▶ Supplied information
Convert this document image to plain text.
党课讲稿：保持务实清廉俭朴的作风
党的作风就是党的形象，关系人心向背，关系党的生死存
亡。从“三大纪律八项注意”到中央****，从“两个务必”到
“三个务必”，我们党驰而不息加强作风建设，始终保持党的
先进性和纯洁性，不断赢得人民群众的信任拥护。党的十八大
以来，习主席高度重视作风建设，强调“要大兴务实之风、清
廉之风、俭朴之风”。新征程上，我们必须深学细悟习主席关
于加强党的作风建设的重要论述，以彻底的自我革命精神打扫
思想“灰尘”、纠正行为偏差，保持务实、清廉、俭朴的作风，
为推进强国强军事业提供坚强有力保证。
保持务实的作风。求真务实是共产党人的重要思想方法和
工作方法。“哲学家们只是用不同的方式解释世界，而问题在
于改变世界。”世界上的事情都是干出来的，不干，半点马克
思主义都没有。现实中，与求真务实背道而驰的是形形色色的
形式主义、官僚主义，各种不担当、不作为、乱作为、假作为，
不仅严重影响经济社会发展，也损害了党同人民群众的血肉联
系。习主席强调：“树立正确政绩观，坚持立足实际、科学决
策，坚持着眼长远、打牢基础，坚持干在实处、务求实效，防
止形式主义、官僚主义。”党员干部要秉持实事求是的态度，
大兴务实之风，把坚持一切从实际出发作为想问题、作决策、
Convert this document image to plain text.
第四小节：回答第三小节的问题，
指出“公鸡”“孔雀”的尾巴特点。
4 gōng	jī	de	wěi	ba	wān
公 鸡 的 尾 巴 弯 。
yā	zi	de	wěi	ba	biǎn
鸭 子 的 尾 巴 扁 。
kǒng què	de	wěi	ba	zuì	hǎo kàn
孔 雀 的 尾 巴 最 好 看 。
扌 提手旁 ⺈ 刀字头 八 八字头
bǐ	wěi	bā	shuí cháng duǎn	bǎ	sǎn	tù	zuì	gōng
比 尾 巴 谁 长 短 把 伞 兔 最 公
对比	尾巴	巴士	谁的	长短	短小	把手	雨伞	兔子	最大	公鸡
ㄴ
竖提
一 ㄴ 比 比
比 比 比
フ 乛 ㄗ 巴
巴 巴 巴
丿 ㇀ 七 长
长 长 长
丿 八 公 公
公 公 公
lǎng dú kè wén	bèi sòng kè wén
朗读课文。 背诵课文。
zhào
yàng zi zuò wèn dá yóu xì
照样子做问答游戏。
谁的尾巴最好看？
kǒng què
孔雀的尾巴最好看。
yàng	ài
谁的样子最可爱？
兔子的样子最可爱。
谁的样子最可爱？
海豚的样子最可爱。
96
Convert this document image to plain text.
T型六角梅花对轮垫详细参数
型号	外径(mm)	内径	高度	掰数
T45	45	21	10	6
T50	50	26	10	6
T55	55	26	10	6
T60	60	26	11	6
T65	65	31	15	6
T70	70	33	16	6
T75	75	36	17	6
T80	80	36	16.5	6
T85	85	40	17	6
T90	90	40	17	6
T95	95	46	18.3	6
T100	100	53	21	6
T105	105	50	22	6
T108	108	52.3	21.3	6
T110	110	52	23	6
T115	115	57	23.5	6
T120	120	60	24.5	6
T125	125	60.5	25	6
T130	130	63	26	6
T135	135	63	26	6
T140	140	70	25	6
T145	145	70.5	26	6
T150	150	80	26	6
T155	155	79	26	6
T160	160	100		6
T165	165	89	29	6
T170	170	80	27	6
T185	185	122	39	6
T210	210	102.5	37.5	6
==
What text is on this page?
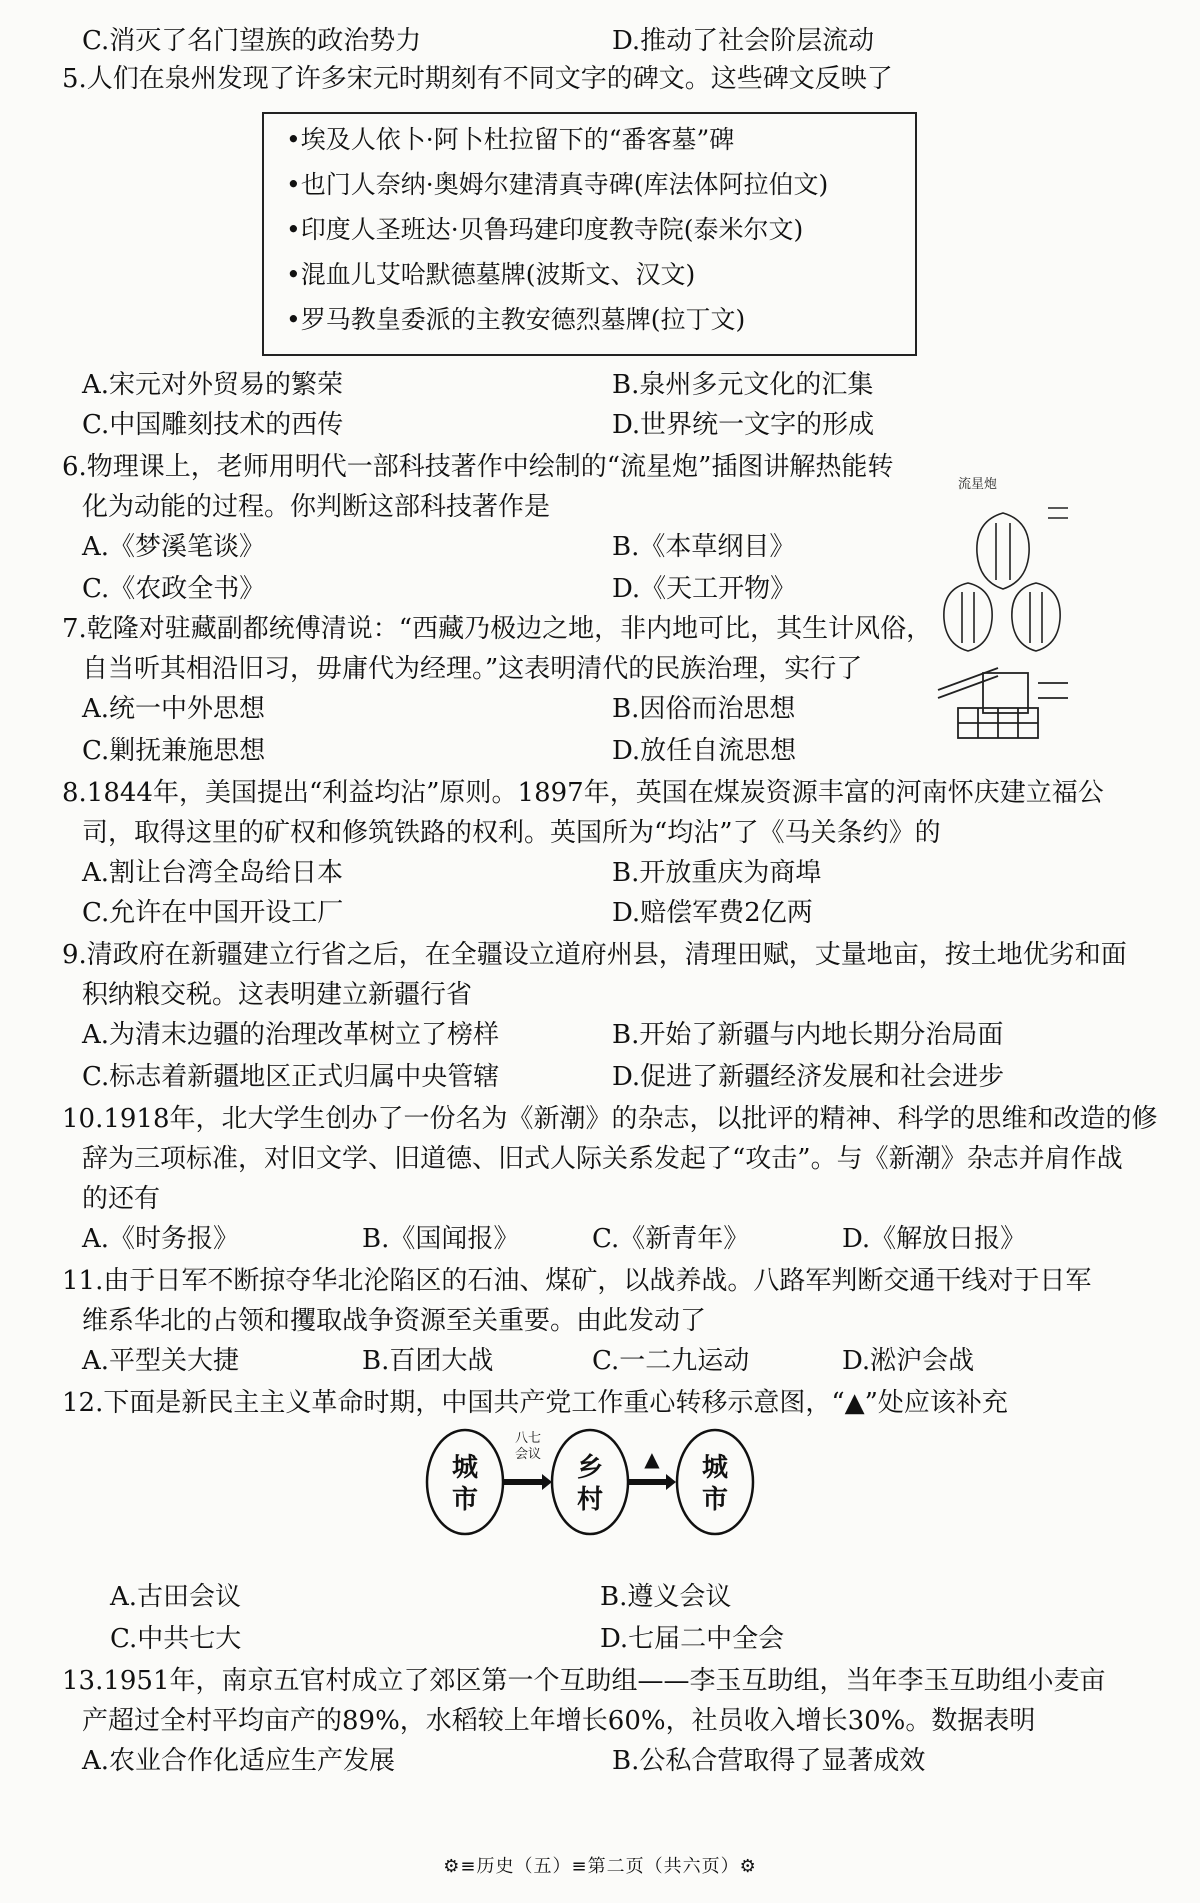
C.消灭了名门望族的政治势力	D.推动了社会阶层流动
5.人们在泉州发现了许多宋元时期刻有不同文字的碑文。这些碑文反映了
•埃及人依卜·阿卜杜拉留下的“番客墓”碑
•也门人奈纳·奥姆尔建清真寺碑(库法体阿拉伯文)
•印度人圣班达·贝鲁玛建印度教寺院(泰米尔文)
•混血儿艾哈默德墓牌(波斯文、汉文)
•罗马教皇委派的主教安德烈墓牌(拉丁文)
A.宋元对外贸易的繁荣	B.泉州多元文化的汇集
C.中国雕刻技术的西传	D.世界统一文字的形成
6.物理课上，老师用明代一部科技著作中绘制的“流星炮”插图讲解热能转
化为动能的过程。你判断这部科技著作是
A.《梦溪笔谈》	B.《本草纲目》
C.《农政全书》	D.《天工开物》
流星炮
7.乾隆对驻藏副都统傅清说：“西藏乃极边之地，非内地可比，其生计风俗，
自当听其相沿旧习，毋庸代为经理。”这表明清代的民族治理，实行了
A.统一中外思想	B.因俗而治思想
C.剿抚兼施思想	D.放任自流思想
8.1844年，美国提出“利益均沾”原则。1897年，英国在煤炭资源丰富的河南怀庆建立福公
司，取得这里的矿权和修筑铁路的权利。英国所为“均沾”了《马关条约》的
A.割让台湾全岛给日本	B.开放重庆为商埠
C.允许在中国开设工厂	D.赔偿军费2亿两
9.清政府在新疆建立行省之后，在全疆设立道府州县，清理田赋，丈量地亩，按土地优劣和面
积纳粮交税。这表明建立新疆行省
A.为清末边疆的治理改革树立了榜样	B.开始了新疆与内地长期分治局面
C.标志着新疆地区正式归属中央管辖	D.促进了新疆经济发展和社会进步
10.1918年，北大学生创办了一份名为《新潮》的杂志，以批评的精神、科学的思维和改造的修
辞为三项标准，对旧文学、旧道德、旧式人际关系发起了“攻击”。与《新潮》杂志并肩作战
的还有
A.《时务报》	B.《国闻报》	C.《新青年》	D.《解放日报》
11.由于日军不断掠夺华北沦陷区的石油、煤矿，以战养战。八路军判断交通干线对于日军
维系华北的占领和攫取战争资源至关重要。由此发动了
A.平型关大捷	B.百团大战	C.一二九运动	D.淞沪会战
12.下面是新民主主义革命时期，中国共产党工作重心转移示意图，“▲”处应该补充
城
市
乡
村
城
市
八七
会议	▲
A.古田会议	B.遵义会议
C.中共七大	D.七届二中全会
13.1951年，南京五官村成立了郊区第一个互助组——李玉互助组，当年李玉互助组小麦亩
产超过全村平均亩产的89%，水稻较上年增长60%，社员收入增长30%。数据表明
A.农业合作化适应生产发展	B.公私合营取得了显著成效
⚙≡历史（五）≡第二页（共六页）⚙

▶ Job
List all lines from the entries that include the word "kǒng".

▶ Result of this exercise
kǒng què	de	wěi	ba	zuì	hǎo kàn
kǒng què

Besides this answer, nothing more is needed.